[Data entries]

........

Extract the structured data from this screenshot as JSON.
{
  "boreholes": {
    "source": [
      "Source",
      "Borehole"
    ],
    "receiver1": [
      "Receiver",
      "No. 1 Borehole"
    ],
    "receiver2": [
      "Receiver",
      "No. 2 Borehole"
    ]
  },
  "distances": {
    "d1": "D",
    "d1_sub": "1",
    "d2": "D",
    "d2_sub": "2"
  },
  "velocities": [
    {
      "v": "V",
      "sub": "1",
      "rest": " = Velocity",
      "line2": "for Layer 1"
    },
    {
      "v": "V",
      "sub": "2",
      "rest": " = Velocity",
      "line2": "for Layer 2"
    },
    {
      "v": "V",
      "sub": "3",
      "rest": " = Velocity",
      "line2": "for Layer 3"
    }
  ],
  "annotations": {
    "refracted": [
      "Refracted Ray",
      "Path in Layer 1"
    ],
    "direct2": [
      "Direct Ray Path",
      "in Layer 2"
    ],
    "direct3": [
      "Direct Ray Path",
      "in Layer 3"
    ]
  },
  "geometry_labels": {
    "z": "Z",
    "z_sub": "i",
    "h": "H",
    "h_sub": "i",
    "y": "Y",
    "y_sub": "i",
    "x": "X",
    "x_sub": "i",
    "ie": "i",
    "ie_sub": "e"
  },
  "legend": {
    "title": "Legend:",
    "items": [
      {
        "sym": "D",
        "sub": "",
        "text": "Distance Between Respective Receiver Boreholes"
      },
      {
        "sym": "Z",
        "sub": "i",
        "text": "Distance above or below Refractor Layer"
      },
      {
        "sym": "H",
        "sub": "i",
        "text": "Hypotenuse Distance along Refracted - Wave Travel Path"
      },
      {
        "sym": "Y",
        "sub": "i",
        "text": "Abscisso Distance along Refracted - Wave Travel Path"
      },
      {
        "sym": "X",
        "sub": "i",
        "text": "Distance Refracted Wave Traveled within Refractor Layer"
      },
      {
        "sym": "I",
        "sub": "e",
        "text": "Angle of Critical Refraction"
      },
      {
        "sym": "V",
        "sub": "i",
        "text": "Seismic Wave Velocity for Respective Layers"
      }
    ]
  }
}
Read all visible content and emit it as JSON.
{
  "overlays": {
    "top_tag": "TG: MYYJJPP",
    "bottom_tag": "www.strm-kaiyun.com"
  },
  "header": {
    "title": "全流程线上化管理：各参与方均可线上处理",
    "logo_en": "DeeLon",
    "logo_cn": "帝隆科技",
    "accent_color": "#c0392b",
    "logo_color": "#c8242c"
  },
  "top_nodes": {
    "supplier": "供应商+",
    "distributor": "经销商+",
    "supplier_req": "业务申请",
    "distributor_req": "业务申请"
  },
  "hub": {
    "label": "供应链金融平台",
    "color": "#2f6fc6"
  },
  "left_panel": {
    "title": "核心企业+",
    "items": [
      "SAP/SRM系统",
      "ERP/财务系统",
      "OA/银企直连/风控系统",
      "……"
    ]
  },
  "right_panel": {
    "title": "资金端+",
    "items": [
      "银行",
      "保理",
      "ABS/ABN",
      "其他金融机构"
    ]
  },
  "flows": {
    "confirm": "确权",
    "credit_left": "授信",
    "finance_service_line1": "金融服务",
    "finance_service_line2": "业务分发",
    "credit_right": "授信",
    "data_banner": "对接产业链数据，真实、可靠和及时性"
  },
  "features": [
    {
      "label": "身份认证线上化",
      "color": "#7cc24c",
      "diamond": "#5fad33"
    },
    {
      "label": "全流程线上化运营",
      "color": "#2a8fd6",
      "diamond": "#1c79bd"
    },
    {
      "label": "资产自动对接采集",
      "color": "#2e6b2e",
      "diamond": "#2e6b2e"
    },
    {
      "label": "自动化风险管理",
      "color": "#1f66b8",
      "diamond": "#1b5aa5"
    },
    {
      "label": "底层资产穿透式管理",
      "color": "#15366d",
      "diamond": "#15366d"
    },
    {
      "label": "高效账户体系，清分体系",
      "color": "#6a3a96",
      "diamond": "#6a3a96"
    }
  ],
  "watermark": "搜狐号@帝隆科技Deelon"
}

........

:: What to work on ::
In the material above, find each line that contains the word "Respective", and select it.

:: Problem solution ::
        "text": "Distance Between Respective Receiver Boreholes"
        "text": "Seismic Wave Velocity for Respective Layers"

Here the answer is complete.